Task goal:
Find each line with the string "title" and report it.

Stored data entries
--- --- ---
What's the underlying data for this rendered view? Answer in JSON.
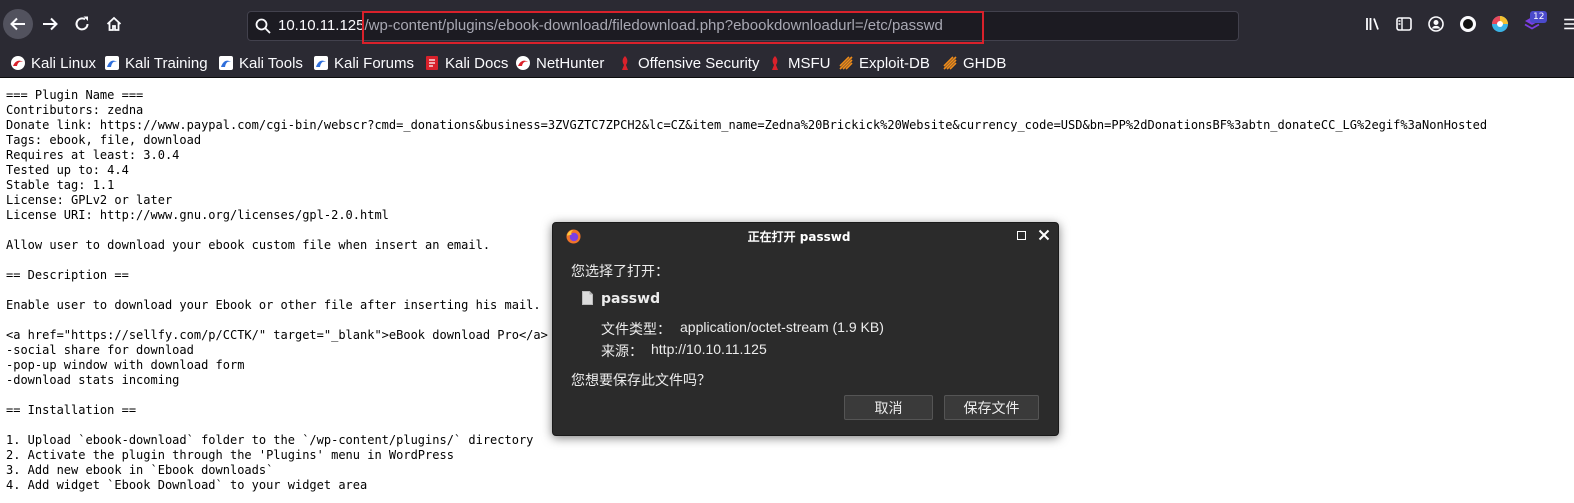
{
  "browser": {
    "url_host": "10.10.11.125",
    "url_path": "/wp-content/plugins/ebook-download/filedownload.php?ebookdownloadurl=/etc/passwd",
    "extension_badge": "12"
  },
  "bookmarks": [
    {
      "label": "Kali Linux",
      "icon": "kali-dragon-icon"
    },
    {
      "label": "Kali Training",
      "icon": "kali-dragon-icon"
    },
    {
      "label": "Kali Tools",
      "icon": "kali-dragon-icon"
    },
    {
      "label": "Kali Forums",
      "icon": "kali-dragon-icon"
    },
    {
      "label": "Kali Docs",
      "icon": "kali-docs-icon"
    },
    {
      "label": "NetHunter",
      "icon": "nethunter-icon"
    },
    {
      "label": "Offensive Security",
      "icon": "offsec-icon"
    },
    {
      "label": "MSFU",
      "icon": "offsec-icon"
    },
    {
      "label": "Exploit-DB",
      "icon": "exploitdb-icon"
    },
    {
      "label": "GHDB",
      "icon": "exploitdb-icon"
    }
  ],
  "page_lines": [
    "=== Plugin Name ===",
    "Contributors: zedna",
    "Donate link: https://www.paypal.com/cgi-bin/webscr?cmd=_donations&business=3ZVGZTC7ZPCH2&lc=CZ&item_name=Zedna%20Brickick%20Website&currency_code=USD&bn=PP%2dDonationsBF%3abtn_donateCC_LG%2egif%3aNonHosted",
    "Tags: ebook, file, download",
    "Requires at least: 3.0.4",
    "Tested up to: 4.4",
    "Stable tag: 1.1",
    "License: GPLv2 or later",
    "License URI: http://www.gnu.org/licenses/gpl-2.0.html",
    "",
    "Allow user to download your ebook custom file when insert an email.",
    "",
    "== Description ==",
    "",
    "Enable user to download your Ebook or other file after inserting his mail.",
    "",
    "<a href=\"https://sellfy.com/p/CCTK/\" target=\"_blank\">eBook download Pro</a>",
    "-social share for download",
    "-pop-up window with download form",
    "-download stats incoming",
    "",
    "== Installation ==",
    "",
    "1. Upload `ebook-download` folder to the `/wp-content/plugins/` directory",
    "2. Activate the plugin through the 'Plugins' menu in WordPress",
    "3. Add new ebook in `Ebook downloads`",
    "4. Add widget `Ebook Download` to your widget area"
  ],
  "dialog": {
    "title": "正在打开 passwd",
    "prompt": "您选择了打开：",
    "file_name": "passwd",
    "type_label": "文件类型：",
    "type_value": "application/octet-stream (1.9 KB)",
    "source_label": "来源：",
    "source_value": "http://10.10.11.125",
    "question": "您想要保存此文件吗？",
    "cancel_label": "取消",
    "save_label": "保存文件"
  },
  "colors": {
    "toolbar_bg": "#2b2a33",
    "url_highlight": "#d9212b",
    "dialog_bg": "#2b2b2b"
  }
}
--- --- ---
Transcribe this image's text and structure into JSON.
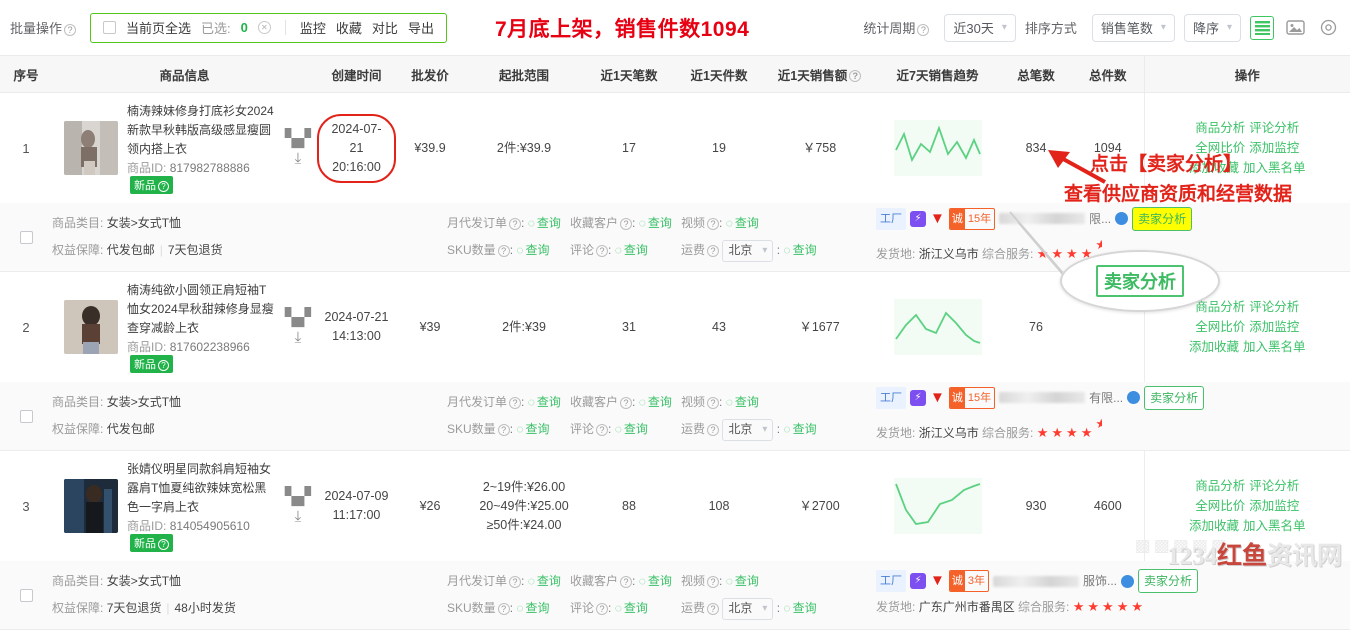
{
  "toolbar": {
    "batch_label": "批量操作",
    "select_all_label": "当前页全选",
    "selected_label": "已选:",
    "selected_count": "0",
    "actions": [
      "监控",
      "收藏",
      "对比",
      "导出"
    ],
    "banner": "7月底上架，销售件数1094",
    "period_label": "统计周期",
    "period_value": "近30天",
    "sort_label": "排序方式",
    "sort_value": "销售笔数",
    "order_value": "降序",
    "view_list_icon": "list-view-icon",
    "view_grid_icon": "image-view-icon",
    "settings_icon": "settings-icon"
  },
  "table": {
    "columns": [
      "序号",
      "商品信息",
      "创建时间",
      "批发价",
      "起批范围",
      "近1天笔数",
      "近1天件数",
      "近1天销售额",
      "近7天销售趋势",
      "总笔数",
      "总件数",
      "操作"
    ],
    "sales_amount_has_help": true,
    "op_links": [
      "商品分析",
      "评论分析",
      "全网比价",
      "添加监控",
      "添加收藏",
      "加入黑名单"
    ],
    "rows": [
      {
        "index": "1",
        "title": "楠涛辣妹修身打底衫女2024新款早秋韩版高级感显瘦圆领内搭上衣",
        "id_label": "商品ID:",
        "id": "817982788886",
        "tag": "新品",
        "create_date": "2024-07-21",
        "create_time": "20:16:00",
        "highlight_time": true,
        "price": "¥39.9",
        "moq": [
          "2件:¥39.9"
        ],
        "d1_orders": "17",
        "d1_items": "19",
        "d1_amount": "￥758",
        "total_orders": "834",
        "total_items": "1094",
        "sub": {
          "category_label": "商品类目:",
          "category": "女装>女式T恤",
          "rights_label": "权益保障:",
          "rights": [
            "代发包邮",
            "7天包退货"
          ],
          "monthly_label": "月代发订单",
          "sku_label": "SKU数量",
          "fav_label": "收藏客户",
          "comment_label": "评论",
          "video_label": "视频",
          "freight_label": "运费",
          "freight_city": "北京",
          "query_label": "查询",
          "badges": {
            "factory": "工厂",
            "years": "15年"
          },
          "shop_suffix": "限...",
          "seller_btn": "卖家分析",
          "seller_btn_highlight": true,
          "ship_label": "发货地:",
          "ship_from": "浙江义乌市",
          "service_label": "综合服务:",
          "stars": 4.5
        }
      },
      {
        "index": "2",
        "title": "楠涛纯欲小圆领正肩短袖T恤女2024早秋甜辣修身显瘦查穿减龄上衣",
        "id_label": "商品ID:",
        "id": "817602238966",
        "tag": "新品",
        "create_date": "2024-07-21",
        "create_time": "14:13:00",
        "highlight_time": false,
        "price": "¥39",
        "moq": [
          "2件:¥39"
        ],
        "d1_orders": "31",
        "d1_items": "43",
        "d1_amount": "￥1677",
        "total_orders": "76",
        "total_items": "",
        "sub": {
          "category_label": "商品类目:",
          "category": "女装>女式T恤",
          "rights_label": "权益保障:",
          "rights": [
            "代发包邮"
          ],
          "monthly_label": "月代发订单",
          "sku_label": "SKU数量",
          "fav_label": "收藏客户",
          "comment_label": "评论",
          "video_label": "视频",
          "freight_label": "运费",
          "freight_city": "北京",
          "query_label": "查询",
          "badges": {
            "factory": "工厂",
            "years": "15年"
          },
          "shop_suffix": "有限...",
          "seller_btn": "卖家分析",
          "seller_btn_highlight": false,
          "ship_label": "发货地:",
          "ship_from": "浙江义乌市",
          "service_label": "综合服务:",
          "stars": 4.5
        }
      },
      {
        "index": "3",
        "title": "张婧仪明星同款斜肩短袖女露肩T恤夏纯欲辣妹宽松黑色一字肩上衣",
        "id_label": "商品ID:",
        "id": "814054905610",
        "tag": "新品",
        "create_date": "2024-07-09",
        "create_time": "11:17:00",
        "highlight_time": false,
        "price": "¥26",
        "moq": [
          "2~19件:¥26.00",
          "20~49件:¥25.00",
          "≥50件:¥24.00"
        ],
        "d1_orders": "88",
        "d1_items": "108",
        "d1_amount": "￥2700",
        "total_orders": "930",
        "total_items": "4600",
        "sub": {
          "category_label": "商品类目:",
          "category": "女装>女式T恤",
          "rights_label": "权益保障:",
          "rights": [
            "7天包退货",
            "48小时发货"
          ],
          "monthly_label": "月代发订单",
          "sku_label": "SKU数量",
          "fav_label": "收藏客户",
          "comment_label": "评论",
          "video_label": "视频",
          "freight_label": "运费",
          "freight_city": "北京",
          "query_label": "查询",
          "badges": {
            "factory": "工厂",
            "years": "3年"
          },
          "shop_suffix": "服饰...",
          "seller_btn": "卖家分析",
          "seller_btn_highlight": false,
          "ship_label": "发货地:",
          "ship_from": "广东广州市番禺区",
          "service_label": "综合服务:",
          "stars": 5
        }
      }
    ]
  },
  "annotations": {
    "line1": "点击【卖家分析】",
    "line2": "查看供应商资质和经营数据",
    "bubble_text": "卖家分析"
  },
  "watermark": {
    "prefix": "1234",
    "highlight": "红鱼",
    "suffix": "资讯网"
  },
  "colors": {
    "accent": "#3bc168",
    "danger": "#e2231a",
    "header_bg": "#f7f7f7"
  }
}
--- --- ---
Solution for this problem:
    "title": "正在打开 passwd",
        "title": "楠涛辣妹修身打底衫女2024新款早秋韩版高级感显瘦圆领内搭上衣",
        "title": "楠涛纯欲小圆领正肩短袖T恤女2024早秋甜辣修身显瘦查穿减龄上衣",
        "title": "张婧仪明星同款斜肩短袖女露肩T恤夏纯欲辣妹宽松黑色一字肩上衣",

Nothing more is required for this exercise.